__WHAT NEEDS TO BE DONE__: Output the material word for word. Leave each picture out.
--- RECORDS SHOWN ---
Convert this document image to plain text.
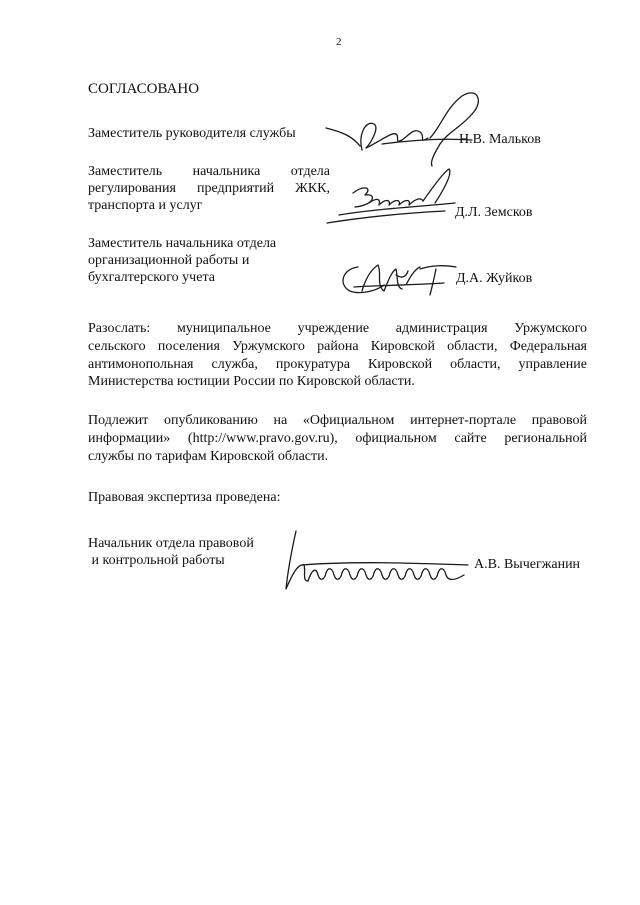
2
СОГЛАСОВАНО
Заместитель руководителя службы	Н.В. Мальков
Заместитель начальника отдела
регулирования предприятий ЖКК,
транспорта и услуг	Д.Л. Земсков
Заместитель начальника отдела
организационной работы и
бухгалтерского учета	Д.А. Жуйков
Разослать: муниципальное учреждение администрация Уржумского
сельского поселения Уржумского района Кировской области, Федеральная
антимонопольная служба, прокуратура Кировской области, управление
Министерства юстиции России по Кировской области.
Подлежит опубликованию на «Официальном интернет-портале правовой
информации» (http://www.pravo.gov.ru), официальном сайте региональной
службы по тарифам Кировской области.
Правовая экспертиза проведена:
Начальник отдела правовой
и контрольной работы	А.В. Вычегжанин
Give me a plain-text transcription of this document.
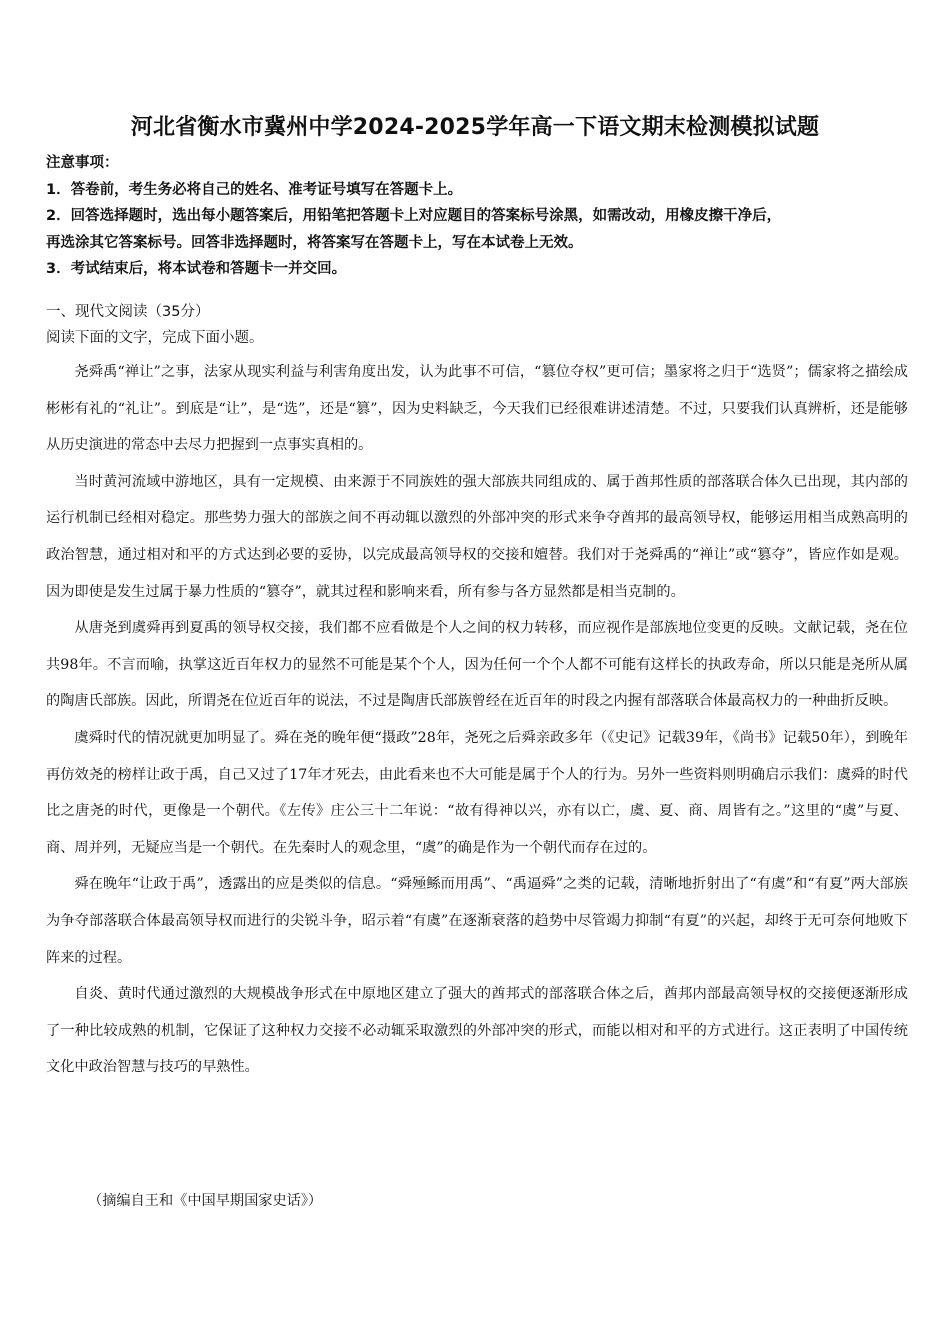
河北省衡水市冀州中学2024-2025学年高一下语文期末检测模拟试题
注意事项：
1．答卷前，考生务必将自己的姓名、准考证号填写在答题卡上。
2．回答选择题时，选出每小题答案后，用铅笔把答题卡上对应题目的答案标号涂黑，如需改动，用橡皮擦干净后，
再选涂其它答案标号。回答非选择题时，将答案写在答题卡上，写在本试卷上无效。
3．考试结束后，将本试卷和答题卡一并交回。
一、现代文阅读（35分）
阅读下面的文字，完成下面小题。

尧舜禹“禅让”之事，法家从现实利益与利害角度出发，认为此事不可信，“篡位夺权”更可信；墨家将之归于“选贤”；儒家将之描绘成彬彬有礼的“礼让”。到底是“让”，是“选”，还是“篡”，因为史料缺乏，今天我们已经很难讲述清楚。不过，只要我们认真辨析，还是能够从历史演进的常态中去尽力把握到一点事实真相的。

当时黄河流域中游地区，具有一定规模、由来源于不同族姓的强大部族共同组成的、属于酋邦性质的部落联合体久已出现，其内部的运行机制已经相对稳定。那些势力强大的部族之间不再动辄以激烈的外部冲突的形式来争夺酋邦的最高领导权，能够运用相当成熟高明的政治智慧，通过相对和平的方式达到必要的妥协，以完成最高领导权的交接和嬗替。我们对于尧舜禹的“禅让”或“篡夺”，皆应作如是观。因为即使是发生过属于暴力性质的“篡夺”，就其过程和影响来看，所有参与各方显然都是相当克制的。

从唐尧到虞舜再到夏禹的领导权交接，我们都不应看做是个人之间的权力转移，而应视作是部族地位变更的反映。文献记载，尧在位共98年。不言而喻，执掌这近百年权力的显然不可能是某个个人，因为任何一个个人都不可能有这样长的执政寿命，所以只能是尧所从属的陶唐氏部族。因此，所谓尧在位近百年的说法，不过是陶唐氏部族曾经在近百年的时段之内握有部落联合体最高权力的一种曲折反映。

虞舜时代的情况就更加明显了。舜在尧的晚年便“摄政”28年，尧死之后舜亲政多年（《史记》记载39年，《尚书》记载50年），到晚年再仿效尧的榜样让政于禹，自己又过了17年才死去，由此看来也不大可能是属于个人的行为。另外一些资料则明确启示我们：虞舜的时代比之唐尧的时代，更像是一个朝代。《左传》庄公三十二年说：“故有得神以兴，亦有以亡，虞、夏、商、周皆有之。”这里的“虞”与夏、商、周并列，无疑应当是一个朝代。在先秦时人的观念里，“虞”的确是作为一个朝代而存在过的。

舜在晚年“让政于禹”，透露出的应是类似的信息。“舜殛鲧而用禹”、“禹逼舜”之类的记载，清晰地折射出了“有虞”和“有夏”两大部族为争夺部落联合体最高领导权而进行的尖锐斗争，昭示着“有虞”在逐渐衰落的趋势中尽管竭力抑制“有夏”的兴起，却终于无可奈何地败下阵来的过程。

自炎、黄时代通过激烈的大规模战争形式在中原地区建立了强大的酋邦式的部落联合体之后，酋邦内部最高领导权的交接便逐渐形成了一种比较成熟的机制，它保证了这种权力交接不必动辄采取激烈的外部冲突的形式，而能以相对和平的方式进行。这正表明了中国传统文化中政治智慧与技巧的早熟性。

（摘编自王和《中国早期国家史话》）
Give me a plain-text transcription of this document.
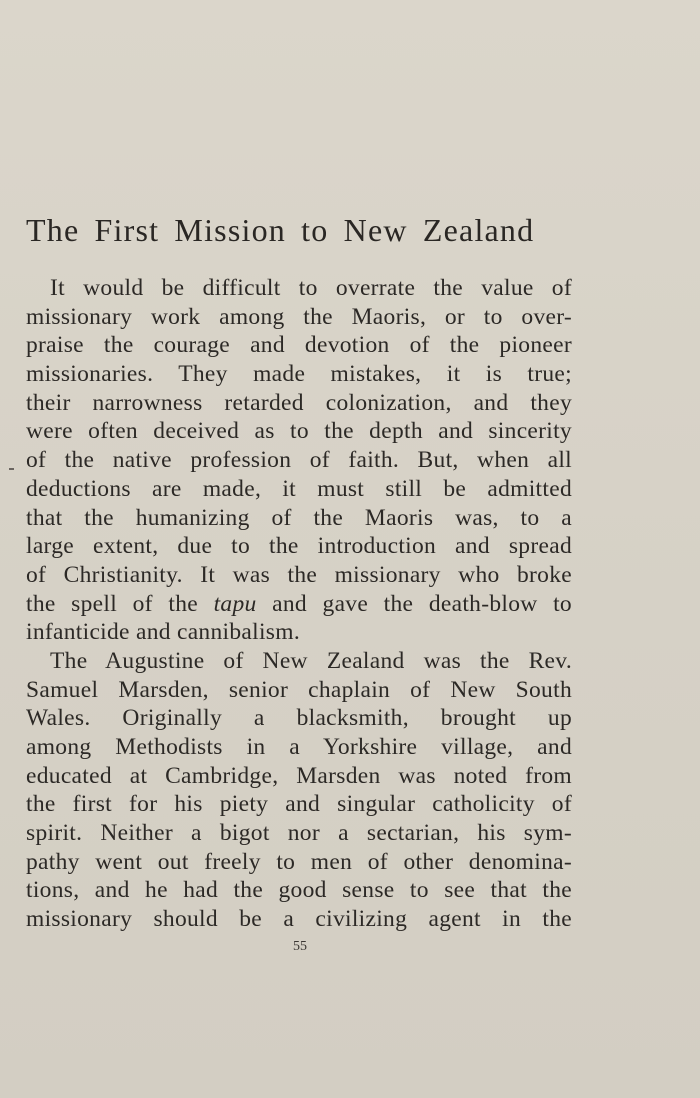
The First Mission to New Zealand
It would be difficult to overrate the value of
missionary work among the Maoris, or to over-
praise the courage and devotion of the pioneer
missionaries. They made mistakes, it is true;
their narrowness retarded colonization, and they
were often deceived as to the depth and sincerity
of the native profession of faith. But, when all
deductions are made, it must still be admitted
that the humanizing of the Maoris was, to a
large extent, due to the introduction and spread
of Christianity. It was the missionary who broke
the spell of the tapu and gave the death-blow to
infanticide and cannibalism.
The Augustine of New Zealand was the Rev.
Samuel Marsden, senior chaplain of New South
Wales. Originally a blacksmith, brought up
among Methodists in a Yorkshire village, and
educated at Cambridge, Marsden was noted from
the first for his piety and singular catholicity of
spirit. Neither a bigot nor a sectarian, his sym-
pathy went out freely to men of other denomina-
tions, and he had the good sense to see that the
missionary should be a civilizing agent in the
55
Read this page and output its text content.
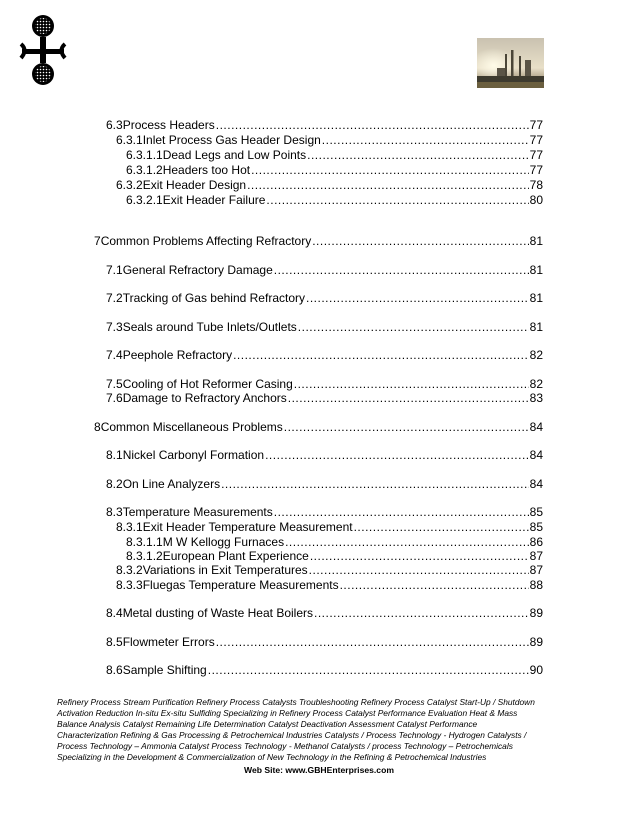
6.3 Process Headers .....	77
6.3.1 Inlet Process Gas Header Design .....	77
6.3.1.1 Dead Legs and Low Points .....	77
6.3.1.2 Headers too Hot .....	77
6.3.2 Exit Header Design .....	78
6.3.2.1 Exit Header Failure .....	80
7 Common Problems Affecting Refractory .....	81
7.1 General Refractory Damage .....	81
7.2 Tracking of Gas behind Refractory .....	81
7.3 Seals around Tube Inlets/Outlets .....	81
7.4 Peephole Refractory .....	82
7.5 Cooling of Hot Reformer Casing .....	82
7.6 Damage to Refractory Anchors .....	83
8 Common Miscellaneous Problems .....	84
8.1 Nickel Carbonyl Formation .....	84
8.2 On Line Analyzers .....	84
8.3 Temperature Measurements .....	85
8.3.1 Exit Header Temperature Measurement .....	85
8.3.1.1 M W Kellogg Furnaces .....	86
8.3.1.2 European Plant Experience .....	87
8.3.2 Variations in Exit Temperatures .....	87
8.3.3 Fluegas Temperature Measurements .....	88
8.4 Metal dusting of Waste Heat Boilers .....	89
8.5 Flowmeter Errors .....	89
8.6 Sample Shifting .....	90

Refinery Process Stream Purification Refinery Process Catalysts Troubleshooting Refinery Process Catalyst Start-Up / Shutdown

Activation Reduction In-situ Ex-situ Sulfiding Specializing in Refinery Process Catalyst Performance Evaluation Heat & Mass

Balance Analysis Catalyst Remaining Life Determination Catalyst Deactivation Assessment Catalyst Performance

Characterization Refining & Gas Processing & Petrochemical Industries Catalysts / Process Technology - Hydrogen Catalysts /

Process Technology – Ammonia Catalyst Process Technology - Methanol Catalysts / process Technology – Petrochemicals

Specializing in the Development & Commercialization of New Technology in the Refining & Petrochemical Industries

Web Site: www.GBHEnterprises.com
---
__OUTPUT OF THE TASK__:
Convert this document image to plain text.
2
СОГЛАСОВАНО
Заместитель руководителя службы	Н.В. Мальков
Заместитель начальника отдела
регулирования предприятий ЖКК,
транспорта и услуг	Д.Л. Земсков
Заместитель начальника отдела
организационной работы и
бухгалтерского учета	Д.А. Жуйков
Разослать: муниципальное учреждение администрация Уржумского
сельского поселения Уржумского района Кировской области, Федеральная
антимонопольная служба, прокуратура Кировской области, управление
Министерства юстиции России по Кировской области.
Подлежит опубликованию на «Официальном интернет-портале правовой
информации» (http://www.pravo.gov.ru), официальном сайте региональной
службы по тарифам Кировской области.
Правовая экспертиза проведена:
Начальник отдела правовой
и контрольной работы	А.В. Вычегжанин
Give me a plain-text transcription of this document.
河北省衡水市冀州中学2024-2025学年高一下语文期末检测模拟试题
注意事项：
1．答卷前，考生务必将自己的姓名、准考证号填写在答题卡上。
2．回答选择题时，选出每小题答案后，用铅笔把答题卡上对应题目的答案标号涂黑，如需改动，用橡皮擦干净后，
再选涂其它答案标号。回答非选择题时，将答案写在答题卡上，写在本试卷上无效。
3．考试结束后，将本试卷和答题卡一并交回。
一、现代文阅读（35分）
阅读下面的文字，完成下面小题。

尧舜禹“禅让”之事，法家从现实利益与利害角度出发，认为此事不可信，“篡位夺权”更可信；墨家将之归于“选贤”；儒家将之描绘成彬彬有礼的“礼让”。到底是“让”，是“选”，还是“篡”，因为史料缺乏，今天我们已经很难讲述清楚。不过，只要我们认真辨析，还是能够从历史演进的常态中去尽力把握到一点事实真相的。

当时黄河流域中游地区，具有一定规模、由来源于不同族姓的强大部族共同组成的、属于酋邦性质的部落联合体久已出现，其内部的运行机制已经相对稳定。那些势力强大的部族之间不再动辄以激烈的外部冲突的形式来争夺酋邦的最高领导权，能够运用相当成熟高明的政治智慧，通过相对和平的方式达到必要的妥协，以完成最高领导权的交接和嬗替。我们对于尧舜禹的“禅让”或“篡夺”，皆应作如是观。因为即使是发生过属于暴力性质的“篡夺”，就其过程和影响来看，所有参与各方显然都是相当克制的。

从唐尧到虞舜再到夏禹的领导权交接，我们都不应看做是个人之间的权力转移，而应视作是部族地位变更的反映。文献记载，尧在位共98年。不言而喻，执掌这近百年权力的显然不可能是某个个人，因为任何一个个人都不可能有这样长的执政寿命，所以只能是尧所从属的陶唐氏部族。因此，所谓尧在位近百年的说法，不过是陶唐氏部族曾经在近百年的时段之内握有部落联合体最高权力的一种曲折反映。

虞舜时代的情况就更加明显了。舜在尧的晚年便“摄政”28年，尧死之后舜亲政多年（《史记》记载39年，《尚书》记载50年），到晚年再仿效尧的榜样让政于禹，自己又过了17年才死去，由此看来也不大可能是属于个人的行为。另外一些资料则明确启示我们：虞舜的时代比之唐尧的时代，更像是一个朝代。《左传》庄公三十二年说：“故有得神以兴，亦有以亡，虞、夏、商、周皆有之。”这里的“虞”与夏、商、周并列，无疑应当是一个朝代。在先秦时人的观念里，“虞”的确是作为一个朝代而存在过的。

舜在晚年“让政于禹”，透露出的应是类似的信息。“舜殛鲧而用禹”、“禹逼舜”之类的记载，清晰地折射出了“有虞”和“有夏”两大部族为争夺部落联合体最高领导权而进行的尖锐斗争，昭示着“有虞”在逐渐衰落的趋势中尽管竭力抑制“有夏”的兴起，却终于无可奈何地败下阵来的过程。

自炎、黄时代通过激烈的大规模战争形式在中原地区建立了强大的酋邦式的部落联合体之后，酋邦内部最高领导权的交接便逐渐形成了一种比较成熟的机制，它保证了这种权力交接不必动辄采取激烈的外部冲突的形式，而能以相对和平的方式进行。这正表明了中国传统文化中政治智慧与技巧的早熟性。

（摘编自王和《中国早期国家史话》）
Give me a plain-text transcription of this document.
The First Mission to New Zealand
It would be difficult to overrate the value of
missionary work among the Maoris, or to over-
praise the courage and devotion of the pioneer
missionaries. They made mistakes, it is true;
their narrowness retarded colonization, and they
were often deceived as to the depth and sincerity
of the native profession of faith. But, when all
deductions are made, it must still be admitted
that the humanizing of the Maoris was, to a
large extent, due to the introduction and spread
of Christianity. It was the missionary who broke
the spell of the tapu and gave the death-blow to
infanticide and cannibalism.
The Augustine of New Zealand was the Rev.
Samuel Marsden, senior chaplain of New South
Wales. Originally a blacksmith, brought up
among Methodists in a Yorkshire village, and
educated at Cambridge, Marsden was noted from
the first for his piety and singular catholicity of
spirit. Neither a bigot nor a sectarian, his sym-
pathy went out freely to men of other denomina-
tions, and he had the good sense to see that the
missionary should be a civilizing agent in the
55
Read this page and output its text content.
6.3 Process Headers .....	77
6.3.1 Inlet Process Gas Header Design .....	77
6.3.1.1 Dead Legs and Low Points .....	77
6.3.1.2 Headers too Hot .....	77
6.3.2 Exit Header Design .....	78
6.3.2.1 Exit Header Failure .....	80
7 Common Problems Affecting Refractory .....	81
7.1 General Refractory Damage .....	81
7.2 Tracking of Gas behind Refractory .....	81
7.3 Seals around Tube Inlets/Outlets .....	81
7.4 Peephole Refractory .....	82
7.5 Cooling of Hot Reformer Casing .....	82
7.6 Damage to Refractory Anchors .....	83
8 Common Miscellaneous Problems .....	84
8.1 Nickel Carbonyl Formation .....	84
8.2 On Line Analyzers .....	84
8.3 Temperature Measurements .....	85
8.3.1 Exit Header Temperature Measurement .....	85
8.3.1.1 M W Kellogg Furnaces .....	86
8.3.1.2 European Plant Experience .....	87
8.3.2 Variations in Exit Temperatures .....	87
8.3.3 Fluegas Temperature Measurements .....	88
8.4 Metal dusting of Waste Heat Boilers .....	89
8.5 Flowmeter Errors .....	89
8.6 Sample Shifting .....	90

Refinery Process Stream Purification Refinery Process Catalysts Troubleshooting Refinery Process Catalyst Start-Up / Shutdown

Activation Reduction In-situ Ex-situ Sulfiding Specializing in Refinery Process Catalyst Performance Evaluation Heat & Mass

Balance Analysis Catalyst Remaining Life Determination Catalyst Deactivation Assessment Catalyst Performance

Characterization Refining & Gas Processing & Petrochemical Industries Catalysts / Process Technology - Hydrogen Catalysts /

Process Technology – Ammonia Catalyst Process Technology - Methanol Catalysts / process Technology – Petrochemicals

Specializing in the Development & Commercialization of New Technology in the Refining & Petrochemical Industries

Web Site: www.GBHEnterprises.com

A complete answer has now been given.